Stored data:
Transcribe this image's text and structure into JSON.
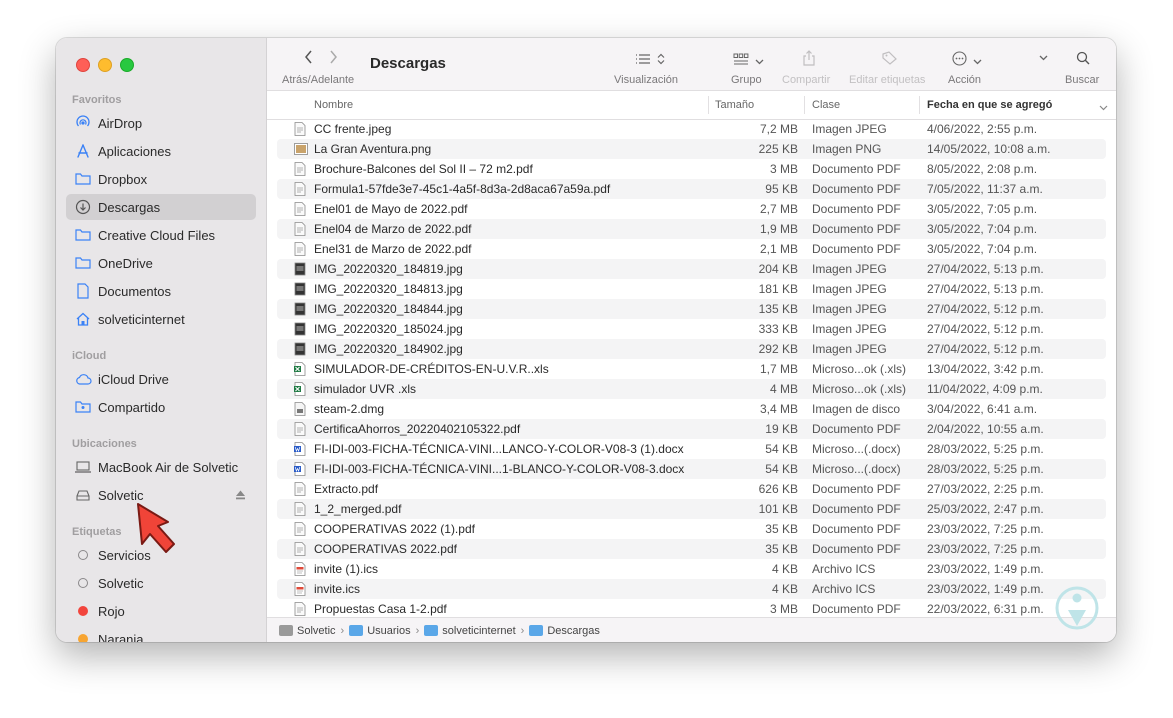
{
  "sidebar": {
    "sections": {
      "favoritos": "Favoritos",
      "icloud": "iCloud",
      "ubicaciones": "Ubicaciones",
      "etiquetas": "Etiquetas"
    },
    "favorites": [
      {
        "label": "AirDrop",
        "icon": "airdrop-icon"
      },
      {
        "label": "Aplicaciones",
        "icon": "applications-icon"
      },
      {
        "label": "Dropbox",
        "icon": "folder-icon"
      },
      {
        "label": "Descargas",
        "icon": "downloads-icon",
        "selected": true
      },
      {
        "label": "Creative Cloud Files",
        "icon": "folder-icon"
      },
      {
        "label": "OneDrive",
        "icon": "folder-icon"
      },
      {
        "label": "Documentos",
        "icon": "document-icon"
      },
      {
        "label": "solveticinternet",
        "icon": "home-icon"
      }
    ],
    "icloud": [
      {
        "label": "iCloud Drive",
        "icon": "cloud-icon"
      },
      {
        "label": "Compartido",
        "icon": "shared-folder-icon"
      }
    ],
    "locations": [
      {
        "label": "MacBook Air de Solvetic",
        "icon": "laptop-icon"
      },
      {
        "label": "Solvetic",
        "icon": "disk-icon"
      }
    ],
    "tags": [
      {
        "label": "Servicios",
        "color": "none"
      },
      {
        "label": "Solvetic",
        "color": "none"
      },
      {
        "label": "Rojo",
        "color": "#f2453d"
      },
      {
        "label": "Naranja",
        "color": "#f7a532"
      }
    ]
  },
  "toolbar": {
    "nav_label": "Atrás/Adelante",
    "title": "Descargas",
    "view_label": "Visualización",
    "group_label": "Grupo",
    "share_label": "Compartir",
    "tags_label": "Editar etiquetas",
    "action_label": "Acción",
    "search_label": "Buscar"
  },
  "columns": {
    "name": "Nombre",
    "size": "Tamaño",
    "kind": "Clase",
    "date": "Fecha en que se agregó"
  },
  "files": [
    {
      "name": "CC frente.jpeg",
      "size": "7,2 MB",
      "kind": "Imagen JPEG",
      "date": "4/06/2022, 2:55 p.m.",
      "icon": "jpeg-file-icon"
    },
    {
      "name": "La Gran Aventura.png",
      "size": "225 KB",
      "kind": "Imagen PNG",
      "date": "14/05/2022, 10:08 a.m.",
      "icon": "png-file-icon"
    },
    {
      "name": "Brochure-Balcones del Sol II – 72 m2.pdf",
      "size": "3 MB",
      "kind": "Documento PDF",
      "date": "8/05/2022, 2:08 p.m.",
      "icon": "pdf-file-icon"
    },
    {
      "name": "Formula1-57fde3e7-45c1-4a5f-8d3a-2d8aca67a59a.pdf",
      "size": "95 KB",
      "kind": "Documento PDF",
      "date": "7/05/2022, 11:37 a.m.",
      "icon": "pdf-file-icon"
    },
    {
      "name": "Enel01 de Mayo de 2022.pdf",
      "size": "2,7 MB",
      "kind": "Documento PDF",
      "date": "3/05/2022, 7:05 p.m.",
      "icon": "pdf-file-icon"
    },
    {
      "name": "Enel04 de Marzo de 2022.pdf",
      "size": "1,9 MB",
      "kind": "Documento PDF",
      "date": "3/05/2022, 7:04 p.m.",
      "icon": "pdf-file-icon"
    },
    {
      "name": "Enel31 de Marzo de 2022.pdf",
      "size": "2,1 MB",
      "kind": "Documento PDF",
      "date": "3/05/2022, 7:04 p.m.",
      "icon": "pdf-file-icon"
    },
    {
      "name": "IMG_20220320_184819.jpg",
      "size": "204 KB",
      "kind": "Imagen JPEG",
      "date": "27/04/2022, 5:13 p.m.",
      "icon": "photo-file-icon"
    },
    {
      "name": "IMG_20220320_184813.jpg",
      "size": "181 KB",
      "kind": "Imagen JPEG",
      "date": "27/04/2022, 5:13 p.m.",
      "icon": "photo-file-icon"
    },
    {
      "name": "IMG_20220320_184844.jpg",
      "size": "135 KB",
      "kind": "Imagen JPEG",
      "date": "27/04/2022, 5:12 p.m.",
      "icon": "photo-file-icon"
    },
    {
      "name": "IMG_20220320_185024.jpg",
      "size": "333 KB",
      "kind": "Imagen JPEG",
      "date": "27/04/2022, 5:12 p.m.",
      "icon": "photo-file-icon"
    },
    {
      "name": "IMG_20220320_184902.jpg",
      "size": "292 KB",
      "kind": "Imagen JPEG",
      "date": "27/04/2022, 5:12 p.m.",
      "icon": "photo-file-icon"
    },
    {
      "name": "SIMULADOR-DE-CRÉDITOS-EN-U.V.R..xls",
      "size": "1,7 MB",
      "kind": "Microso...ok (.xls)",
      "date": "13/04/2022, 3:42 p.m.",
      "icon": "excel-file-icon"
    },
    {
      "name": "simulador UVR .xls",
      "size": "4 MB",
      "kind": "Microso...ok (.xls)",
      "date": "11/04/2022, 4:09 p.m.",
      "icon": "excel-file-icon"
    },
    {
      "name": "steam-2.dmg",
      "size": "3,4 MB",
      "kind": "Imagen de disco",
      "date": "3/04/2022, 6:41 a.m.",
      "icon": "dmg-file-icon"
    },
    {
      "name": "CertificaAhorros_20220402105322.pdf",
      "size": "19 KB",
      "kind": "Documento PDF",
      "date": "2/04/2022, 10:55 a.m.",
      "icon": "pdf-file-icon"
    },
    {
      "name": "FI-IDI-003-FICHA-TÉCNICA-VINI...LANCO-Y-COLOR-V08-3 (1).docx",
      "size": "54 KB",
      "kind": "Microso...(.docx)",
      "date": "28/03/2022, 5:25 p.m.",
      "icon": "word-file-icon"
    },
    {
      "name": "FI-IDI-003-FICHA-TÉCNICA-VINI...1-BLANCO-Y-COLOR-V08-3.docx",
      "size": "54 KB",
      "kind": "Microso...(.docx)",
      "date": "28/03/2022, 5:25 p.m.",
      "icon": "word-file-icon"
    },
    {
      "name": "Extracto.pdf",
      "size": "626 KB",
      "kind": "Documento PDF",
      "date": "27/03/2022, 2:25 p.m.",
      "icon": "pdf-file-icon"
    },
    {
      "name": "1_2_merged.pdf",
      "size": "101 KB",
      "kind": "Documento PDF",
      "date": "25/03/2022, 2:47 p.m.",
      "icon": "pdf-file-icon"
    },
    {
      "name": "COOPERATIVAS 2022 (1).pdf",
      "size": "35 KB",
      "kind": "Documento PDF",
      "date": "23/03/2022, 7:25 p.m.",
      "icon": "pdf-file-icon"
    },
    {
      "name": "COOPERATIVAS 2022.pdf",
      "size": "35 KB",
      "kind": "Documento PDF",
      "date": "23/03/2022, 7:25 p.m.",
      "icon": "pdf-file-icon"
    },
    {
      "name": "invite (1).ics",
      "size": "4 KB",
      "kind": "Archivo ICS",
      "date": "23/03/2022, 1:49 p.m.",
      "icon": "ics-file-icon"
    },
    {
      "name": "invite.ics",
      "size": "4 KB",
      "kind": "Archivo ICS",
      "date": "23/03/2022, 1:49 p.m.",
      "icon": "ics-file-icon"
    },
    {
      "name": "Propuestas Casa 1-2.pdf",
      "size": "3 MB",
      "kind": "Documento PDF",
      "date": "22/03/2022, 6:31 p.m.",
      "icon": "pdf-file-icon"
    }
  ],
  "pathbar": [
    "Solvetic",
    "Usuarios",
    "solveticinternet",
    "Descargas"
  ]
}
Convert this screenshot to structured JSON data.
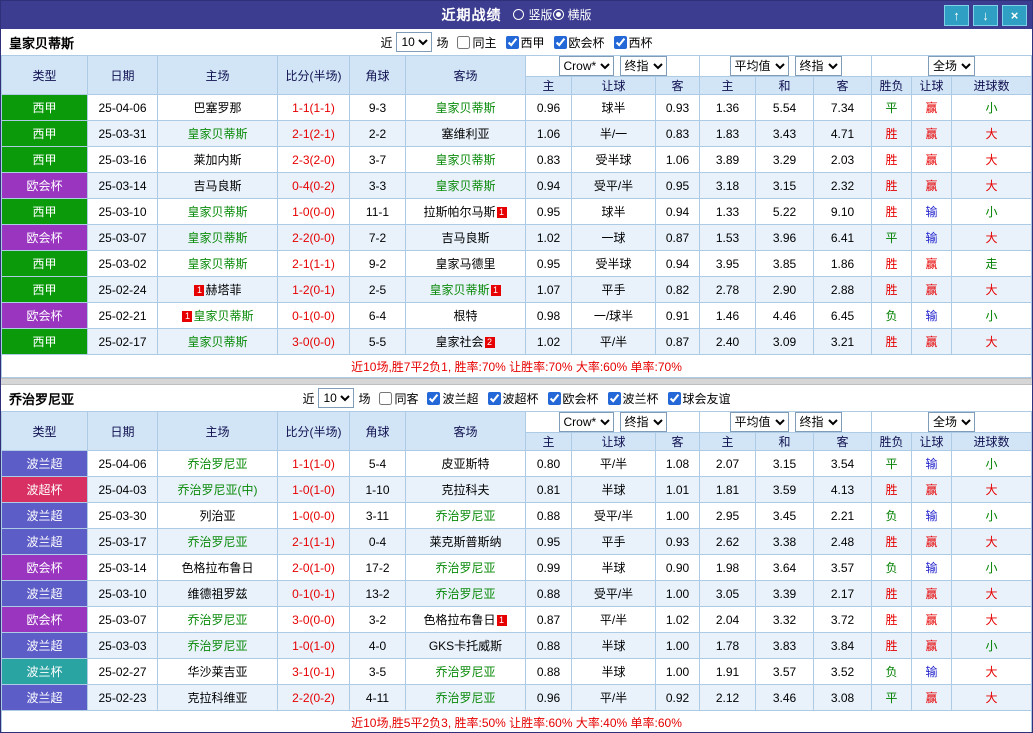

> _REQUIREMENT_: Write the material out again exactly as it appears, dropping the pictures.

> _TASK OUTPUT_:
Transcribe this image's text and structure into JSON.
{
  "sidebar": {
    "sections": {
      "favoritos": "Favoritos",
      "icloud": "iCloud",
      "ubicaciones": "Ubicaciones",
      "etiquetas": "Etiquetas"
    },
    "favorites": [
      {
        "label": "AirDrop",
        "icon": "airdrop-icon"
      },
      {
        "label": "Aplicaciones",
        "icon": "applications-icon"
      },
      {
        "label": "Dropbox",
        "icon": "folder-icon"
      },
      {
        "label": "Descargas",
        "icon": "downloads-icon",
        "selected": true
      },
      {
        "label": "Creative Cloud Files",
        "icon": "folder-icon"
      },
      {
        "label": "OneDrive",
        "icon": "folder-icon"
      },
      {
        "label": "Documentos",
        "icon": "document-icon"
      },
      {
        "label": "solveticinternet",
        "icon": "home-icon"
      }
    ],
    "icloud": [
      {
        "label": "iCloud Drive",
        "icon": "cloud-icon"
      },
      {
        "label": "Compartido",
        "icon": "shared-folder-icon"
      }
    ],
    "locations": [
      {
        "label": "MacBook Air de Solvetic",
        "icon": "laptop-icon"
      },
      {
        "label": "Solvetic",
        "icon": "disk-icon"
      }
    ],
    "tags": [
      {
        "label": "Servicios",
        "color": "none"
      },
      {
        "label": "Solvetic",
        "color": "none"
      },
      {
        "label": "Rojo",
        "color": "#f2453d"
      },
      {
        "label": "Naranja",
        "color": "#f7a532"
      }
    ]
  },
  "toolbar": {
    "nav_label": "Atrás/Adelante",
    "title": "Descargas",
    "view_label": "Visualización",
    "group_label": "Grupo",
    "share_label": "Compartir",
    "tags_label": "Editar etiquetas",
    "action_label": "Acción",
    "search_label": "Buscar"
  },
  "columns": {
    "name": "Nombre",
    "size": "Tamaño",
    "kind": "Clase",
    "date": "Fecha en que se agregó"
  },
  "files": [
    {
      "name": "CC frente.jpeg",
      "size": "7,2 MB",
      "kind": "Imagen JPEG",
      "date": "4/06/2022, 2:55 p.m.",
      "icon": "jpeg-file-icon"
    },
    {
      "name": "La Gran Aventura.png",
      "size": "225 KB",
      "kind": "Imagen PNG",
      "date": "14/05/2022, 10:08 a.m.",
      "icon": "png-file-icon"
    },
    {
      "name": "Brochure-Balcones del Sol II – 72 m2.pdf",
      "size": "3 MB",
      "kind": "Documento PDF",
      "date": "8/05/2022, 2:08 p.m.",
      "icon": "pdf-file-icon"
    },
    {
      "name": "Formula1-57fde3e7-45c1-4a5f-8d3a-2d8aca67a59a.pdf",
      "size": "95 KB",
      "kind": "Documento PDF",
      "date": "7/05/2022, 11:37 a.m.",
      "icon": "pdf-file-icon"
    },
    {
      "name": "Enel01 de Mayo de 2022.pdf",
      "size": "2,7 MB",
      "kind": "Documento PDF",
      "date": "3/05/2022, 7:05 p.m.",
      "icon": "pdf-file-icon"
    },
    {
      "name": "Enel04 de Marzo de 2022.pdf",
      "size": "1,9 MB",
      "kind": "Documento PDF",
      "date": "3/05/2022, 7:04 p.m.",
      "icon": "pdf-file-icon"
    },
    {
      "name": "Enel31 de Marzo de 2022.pdf",
      "size": "2,1 MB",
      "kind": "Documento PDF",
      "date": "3/05/2022, 7:04 p.m.",
      "icon": "pdf-file-icon"
    },
    {
      "name": "IMG_20220320_184819.jpg",
      "size": "204 KB",
      "kind": "Imagen JPEG",
      "date": "27/04/2022, 5:13 p.m.",
      "icon": "photo-file-icon"
    },
    {
      "name": "IMG_20220320_184813.jpg",
      "size": "181 KB",
      "kind": "Imagen JPEG",
      "date": "27/04/2022, 5:13 p.m.",
      "icon": "photo-file-icon"
    },
    {
      "name": "IMG_20220320_184844.jpg",
      "size": "135 KB",
      "kind": "Imagen JPEG",
      "date": "27/04/2022, 5:12 p.m.",
      "icon": "photo-file-icon"
    },
    {
      "name": "IMG_20220320_185024.jpg",
      "size": "333 KB",
      "kind": "Imagen JPEG",
      "date": "27/04/2022, 5:12 p.m.",
      "icon": "photo-file-icon"
    },
    {
      "name": "IMG_20220320_184902.jpg",
      "size": "292 KB",
      "kind": "Imagen JPEG",
      "date": "27/04/2022, 5:12 p.m.",
      "icon": "photo-file-icon"
    },
    {
      "name": "SIMULADOR-DE-CRÉDITOS-EN-U.V.R..xls",
      "size": "1,7 MB",
      "kind": "Microso...ok (.xls)",
      "date": "13/04/2022, 3:42 p.m.",
      "icon": "excel-file-icon"
    },
    {
      "name": "simulador UVR .xls",
      "size": "4 MB",
      "kind": "Microso...ok (.xls)",
      "date": "11/04/2022, 4:09 p.m.",
      "icon": "excel-file-icon"
    },
    {
      "name": "steam-2.dmg",
      "size": "3,4 MB",
      "kind": "Imagen de disco",
      "date": "3/04/2022, 6:41 a.m.",
      "icon": "dmg-file-icon"
    },
    {
      "name": "CertificaAhorros_20220402105322.pdf",
      "size": "19 KB",
      "kind": "Documento PDF",
      "date": "2/04/2022, 10:55 a.m.",
      "icon": "pdf-file-icon"
    },
    {
      "name": "FI-IDI-003-FICHA-TÉCNICA-VINI...LANCO-Y-COLOR-V08-3 (1).docx",
      "size": "54 KB",
      "kind": "Microso...(.docx)",
      "date": "28/03/2022, 5:25 p.m.",
      "icon": "word-file-icon"
    },
    {
      "name": "FI-IDI-003-FICHA-TÉCNICA-VINI...1-BLANCO-Y-COLOR-V08-3.docx",
      "size": "54 KB",
      "kind": "Microso...(.docx)",
      "date": "28/03/2022, 5:25 p.m.",
      "icon": "word-file-icon"
    },
    {
      "name": "Extracto.pdf",
      "size": "626 KB",
      "kind": "Documento PDF",
      "date": "27/03/2022, 2:25 p.m.",
      "icon": "pdf-file-icon"
    },
    {
      "name": "1_2_merged.pdf",
      "size": "101 KB",
      "kind": "Documento PDF",
      "date": "25/03/2022, 2:47 p.m.",
      "icon": "pdf-file-icon"
    },
    {
      "name": "COOPERATIVAS 2022 (1).pdf",
      "size": "35 KB",
      "kind": "Documento PDF",
      "date": "23/03/2022, 7:25 p.m.",
      "icon": "pdf-file-icon"
    },
    {
      "name": "COOPERATIVAS 2022.pdf",
      "size": "35 KB",
      "kind": "Documento PDF",
      "date": "23/03/2022, 7:25 p.m.",
      "icon": "pdf-file-icon"
    },
    {
      "name": "invite (1).ics",
      "size": "4 KB",
      "kind": "Archivo ICS",
      "date": "23/03/2022, 1:49 p.m.",
      "icon": "ics-file-icon"
    },
    {
      "name": "invite.ics",
      "size": "4 KB",
      "kind": "Archivo ICS",
      "date": "23/03/2022, 1:49 p.m.",
      "icon": "ics-file-icon"
    },
    {
      "name": "Propuestas Casa 1-2.pdf",
      "size": "3 MB",
      "kind": "Documento PDF",
      "date": "22/03/2022, 6:31 p.m.",
      "icon": "pdf-file-icon"
    }
  ],
  "pathbar": [
    "Solvetic",
    "Usuarios",
    "solveticinternet",
    "Descargas"
  ]
}
Convert this screenshot to structured JSON data.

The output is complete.